DATASET RECORDS:
════════════════════

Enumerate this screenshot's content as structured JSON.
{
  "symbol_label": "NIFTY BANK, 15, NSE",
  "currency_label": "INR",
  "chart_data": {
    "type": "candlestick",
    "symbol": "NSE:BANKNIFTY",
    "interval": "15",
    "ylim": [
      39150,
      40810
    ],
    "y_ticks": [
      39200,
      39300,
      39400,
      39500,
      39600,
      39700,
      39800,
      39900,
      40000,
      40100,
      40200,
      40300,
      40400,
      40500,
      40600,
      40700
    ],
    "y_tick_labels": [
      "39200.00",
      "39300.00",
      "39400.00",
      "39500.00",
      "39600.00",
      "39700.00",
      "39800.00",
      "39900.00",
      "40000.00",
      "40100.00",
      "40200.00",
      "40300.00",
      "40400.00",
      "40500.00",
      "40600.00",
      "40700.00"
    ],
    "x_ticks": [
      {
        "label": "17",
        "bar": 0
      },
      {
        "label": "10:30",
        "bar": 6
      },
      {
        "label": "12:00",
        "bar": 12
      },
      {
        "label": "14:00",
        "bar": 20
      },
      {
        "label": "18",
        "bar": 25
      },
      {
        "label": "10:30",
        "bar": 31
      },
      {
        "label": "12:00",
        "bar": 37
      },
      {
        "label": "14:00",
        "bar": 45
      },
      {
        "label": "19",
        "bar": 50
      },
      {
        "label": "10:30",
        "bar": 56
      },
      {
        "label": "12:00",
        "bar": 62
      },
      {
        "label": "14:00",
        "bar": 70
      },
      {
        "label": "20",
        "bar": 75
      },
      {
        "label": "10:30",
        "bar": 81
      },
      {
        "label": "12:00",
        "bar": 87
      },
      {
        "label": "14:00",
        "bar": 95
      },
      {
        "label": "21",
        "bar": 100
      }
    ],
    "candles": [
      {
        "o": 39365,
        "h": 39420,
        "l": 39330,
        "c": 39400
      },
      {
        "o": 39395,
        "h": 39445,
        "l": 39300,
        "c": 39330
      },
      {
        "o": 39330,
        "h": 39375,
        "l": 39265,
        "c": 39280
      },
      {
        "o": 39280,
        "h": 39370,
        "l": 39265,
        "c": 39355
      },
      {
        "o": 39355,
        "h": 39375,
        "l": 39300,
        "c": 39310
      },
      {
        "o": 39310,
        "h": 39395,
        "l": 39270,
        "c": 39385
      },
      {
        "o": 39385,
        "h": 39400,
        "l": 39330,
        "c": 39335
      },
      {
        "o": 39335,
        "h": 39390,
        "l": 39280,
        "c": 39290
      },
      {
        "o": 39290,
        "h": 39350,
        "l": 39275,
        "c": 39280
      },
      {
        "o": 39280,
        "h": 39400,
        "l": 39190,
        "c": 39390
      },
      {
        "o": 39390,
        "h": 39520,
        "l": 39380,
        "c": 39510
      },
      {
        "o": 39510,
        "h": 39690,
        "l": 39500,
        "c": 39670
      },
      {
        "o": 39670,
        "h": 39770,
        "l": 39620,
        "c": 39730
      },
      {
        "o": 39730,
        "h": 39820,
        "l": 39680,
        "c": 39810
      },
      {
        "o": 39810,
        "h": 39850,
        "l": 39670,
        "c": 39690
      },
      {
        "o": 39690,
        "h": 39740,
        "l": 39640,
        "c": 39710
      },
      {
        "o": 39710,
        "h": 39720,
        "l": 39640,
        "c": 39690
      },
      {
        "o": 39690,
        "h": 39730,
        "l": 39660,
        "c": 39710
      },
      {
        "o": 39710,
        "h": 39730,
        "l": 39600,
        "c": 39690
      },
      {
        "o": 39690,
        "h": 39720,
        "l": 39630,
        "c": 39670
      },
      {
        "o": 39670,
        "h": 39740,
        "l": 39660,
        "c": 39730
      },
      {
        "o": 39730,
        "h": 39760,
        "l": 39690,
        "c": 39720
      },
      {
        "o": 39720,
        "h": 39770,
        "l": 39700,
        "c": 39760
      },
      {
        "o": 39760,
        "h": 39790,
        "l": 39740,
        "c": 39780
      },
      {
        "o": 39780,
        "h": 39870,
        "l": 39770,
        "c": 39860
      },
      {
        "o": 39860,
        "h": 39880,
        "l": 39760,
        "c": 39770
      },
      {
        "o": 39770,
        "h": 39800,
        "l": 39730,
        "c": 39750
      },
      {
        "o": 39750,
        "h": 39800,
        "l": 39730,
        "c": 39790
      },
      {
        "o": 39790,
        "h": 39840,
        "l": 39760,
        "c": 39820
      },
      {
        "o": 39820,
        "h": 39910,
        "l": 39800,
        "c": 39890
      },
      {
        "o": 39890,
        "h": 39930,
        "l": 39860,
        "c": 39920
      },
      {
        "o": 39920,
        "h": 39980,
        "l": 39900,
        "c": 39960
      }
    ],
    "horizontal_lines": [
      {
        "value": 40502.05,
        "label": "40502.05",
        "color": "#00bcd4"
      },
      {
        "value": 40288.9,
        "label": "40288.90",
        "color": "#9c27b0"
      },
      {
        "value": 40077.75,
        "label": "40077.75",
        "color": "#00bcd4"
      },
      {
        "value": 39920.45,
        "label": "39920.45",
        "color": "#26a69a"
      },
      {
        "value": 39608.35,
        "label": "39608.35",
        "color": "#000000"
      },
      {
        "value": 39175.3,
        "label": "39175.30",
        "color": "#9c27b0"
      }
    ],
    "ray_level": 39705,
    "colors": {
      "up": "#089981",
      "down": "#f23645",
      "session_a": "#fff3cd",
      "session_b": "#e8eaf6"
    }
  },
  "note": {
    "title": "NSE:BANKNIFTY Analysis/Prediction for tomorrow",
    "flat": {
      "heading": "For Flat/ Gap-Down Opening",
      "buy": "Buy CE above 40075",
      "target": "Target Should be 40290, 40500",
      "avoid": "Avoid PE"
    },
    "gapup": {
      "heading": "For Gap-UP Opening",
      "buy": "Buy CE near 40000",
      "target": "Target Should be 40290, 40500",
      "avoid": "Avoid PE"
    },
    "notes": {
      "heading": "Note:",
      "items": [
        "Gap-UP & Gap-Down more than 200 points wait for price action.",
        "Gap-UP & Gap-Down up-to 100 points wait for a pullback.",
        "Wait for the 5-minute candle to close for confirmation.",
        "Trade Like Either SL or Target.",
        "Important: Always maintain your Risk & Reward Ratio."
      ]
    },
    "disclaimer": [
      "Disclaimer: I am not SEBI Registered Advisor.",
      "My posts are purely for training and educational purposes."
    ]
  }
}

════════════════════

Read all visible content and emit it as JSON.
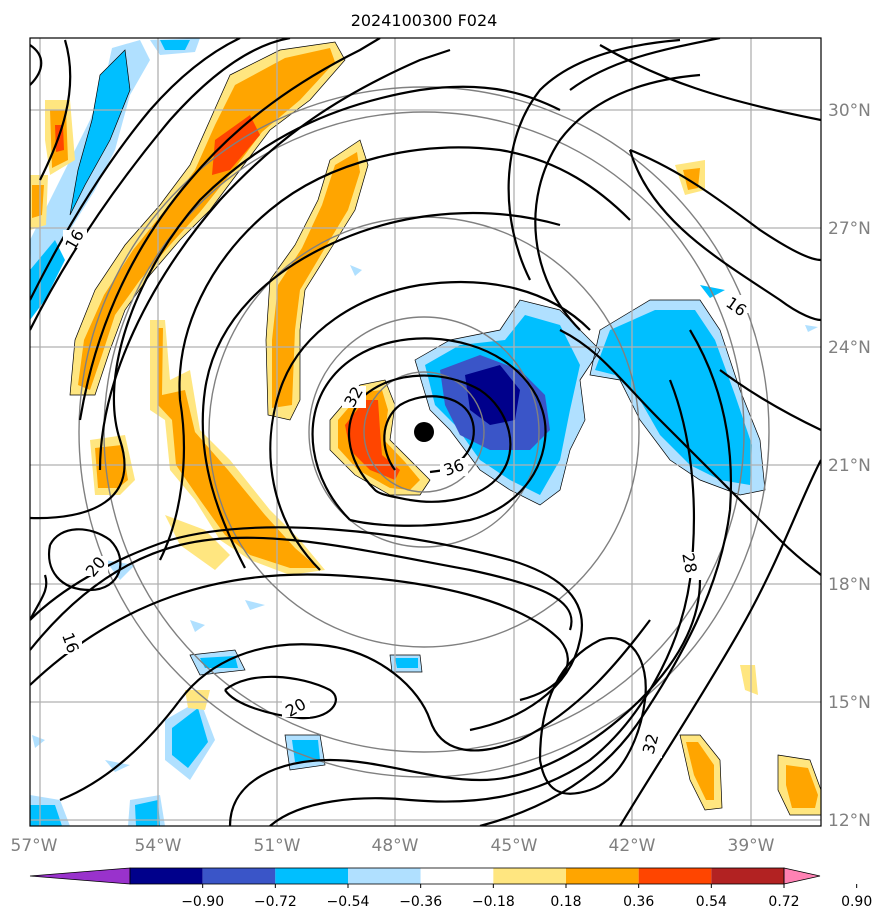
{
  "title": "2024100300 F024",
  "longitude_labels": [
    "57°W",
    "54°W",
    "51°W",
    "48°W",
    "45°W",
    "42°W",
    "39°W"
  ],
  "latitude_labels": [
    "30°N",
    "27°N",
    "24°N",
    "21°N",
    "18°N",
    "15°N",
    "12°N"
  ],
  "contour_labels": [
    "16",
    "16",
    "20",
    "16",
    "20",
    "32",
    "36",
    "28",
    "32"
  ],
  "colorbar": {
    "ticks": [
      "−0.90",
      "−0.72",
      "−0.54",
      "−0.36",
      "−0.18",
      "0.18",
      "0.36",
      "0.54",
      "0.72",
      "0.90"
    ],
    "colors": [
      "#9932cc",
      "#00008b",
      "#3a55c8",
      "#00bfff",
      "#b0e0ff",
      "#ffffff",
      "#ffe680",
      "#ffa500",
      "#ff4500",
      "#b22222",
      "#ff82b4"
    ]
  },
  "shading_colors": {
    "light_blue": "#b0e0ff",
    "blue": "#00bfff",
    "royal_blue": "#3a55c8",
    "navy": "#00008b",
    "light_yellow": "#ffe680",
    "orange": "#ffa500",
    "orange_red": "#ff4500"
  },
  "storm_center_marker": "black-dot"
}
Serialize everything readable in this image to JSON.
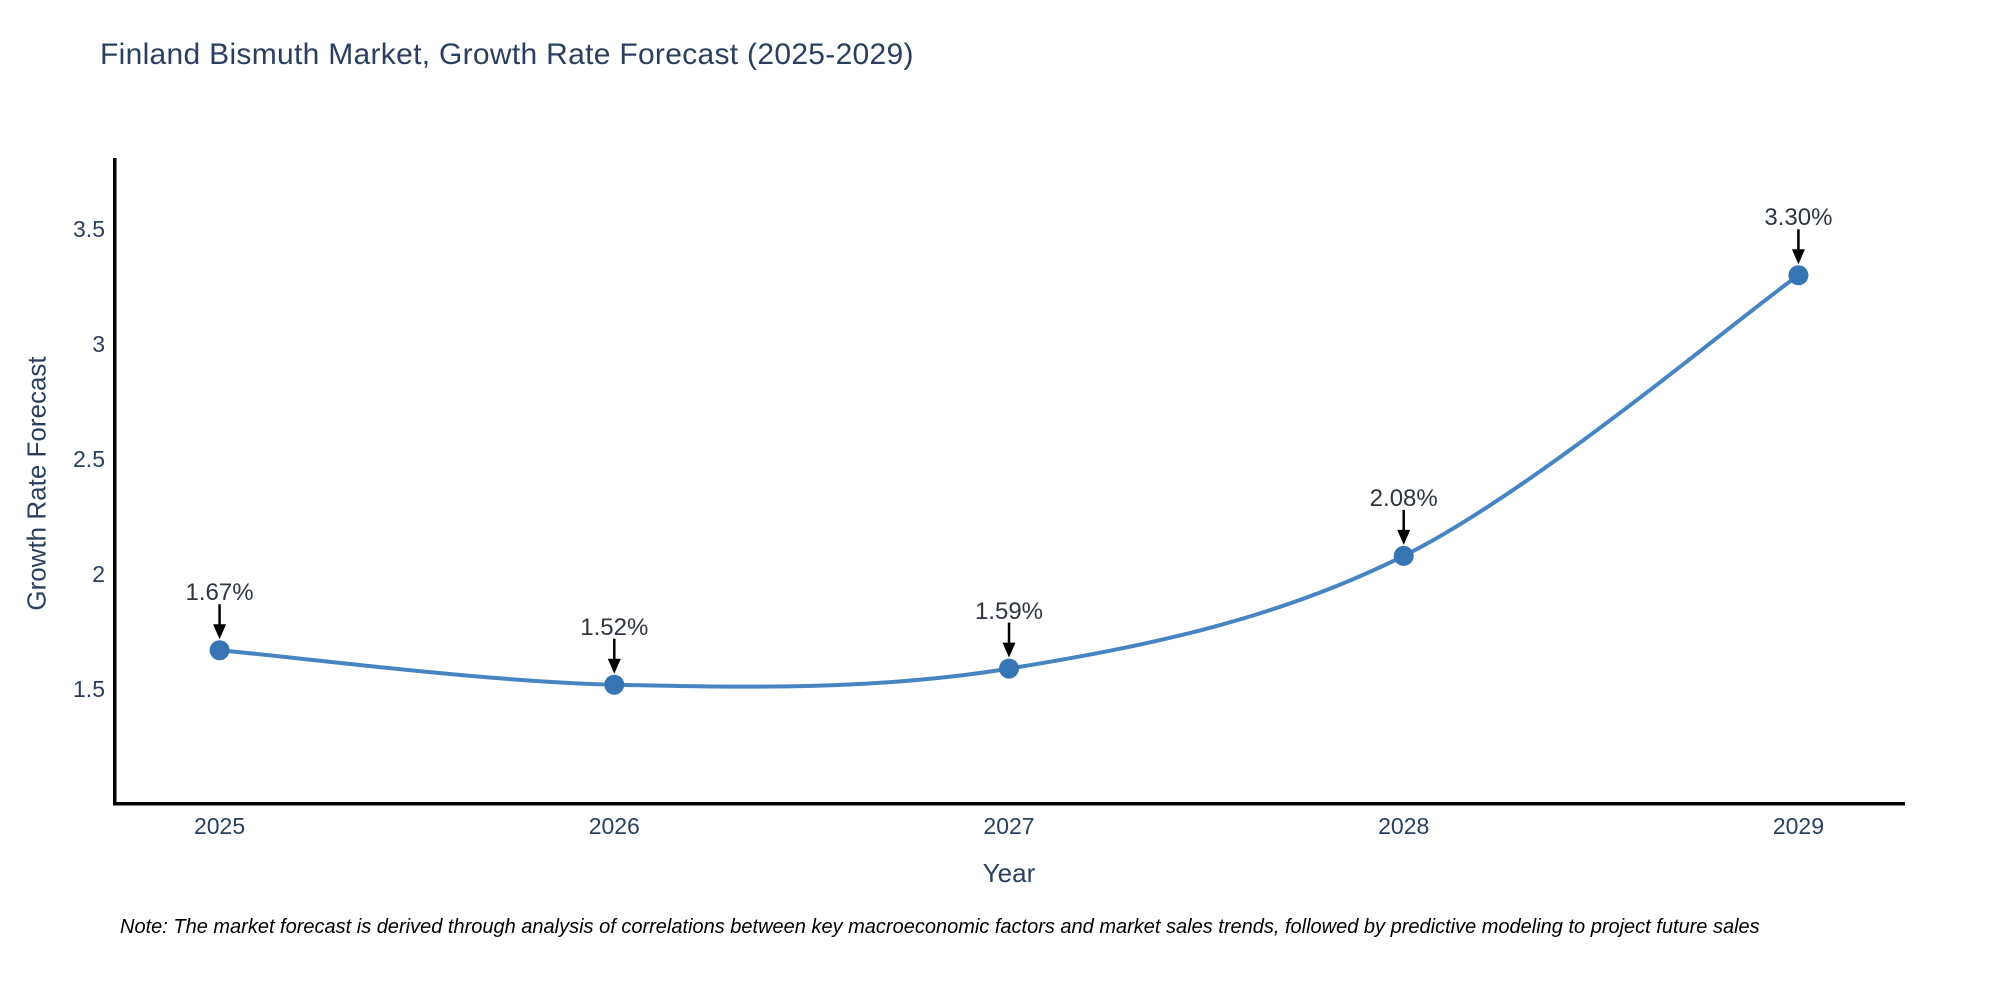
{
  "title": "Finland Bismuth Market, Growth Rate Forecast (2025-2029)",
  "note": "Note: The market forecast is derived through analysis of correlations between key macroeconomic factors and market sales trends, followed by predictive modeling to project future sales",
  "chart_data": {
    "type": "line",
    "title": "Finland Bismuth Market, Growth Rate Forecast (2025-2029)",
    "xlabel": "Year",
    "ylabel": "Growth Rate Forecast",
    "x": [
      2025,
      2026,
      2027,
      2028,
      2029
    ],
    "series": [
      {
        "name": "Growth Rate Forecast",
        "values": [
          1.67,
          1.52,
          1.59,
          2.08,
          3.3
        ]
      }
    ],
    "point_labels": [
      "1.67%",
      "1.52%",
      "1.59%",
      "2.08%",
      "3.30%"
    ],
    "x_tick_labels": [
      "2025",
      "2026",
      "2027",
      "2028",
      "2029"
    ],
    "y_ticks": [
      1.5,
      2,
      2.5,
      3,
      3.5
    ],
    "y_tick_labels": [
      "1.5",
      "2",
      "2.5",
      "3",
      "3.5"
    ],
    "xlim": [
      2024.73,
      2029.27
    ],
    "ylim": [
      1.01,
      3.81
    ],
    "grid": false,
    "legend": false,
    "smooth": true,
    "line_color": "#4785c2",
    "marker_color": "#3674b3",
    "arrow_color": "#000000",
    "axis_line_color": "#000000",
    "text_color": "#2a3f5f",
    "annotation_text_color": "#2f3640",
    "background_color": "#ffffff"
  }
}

════════════════════

OBJECTIVE: Which lines contain the word "Opening"? Copy each one.

TASK RESULT:
      "heading": "For Flat/ Gap-Down Opening",
      "heading": "For Gap-UP Opening",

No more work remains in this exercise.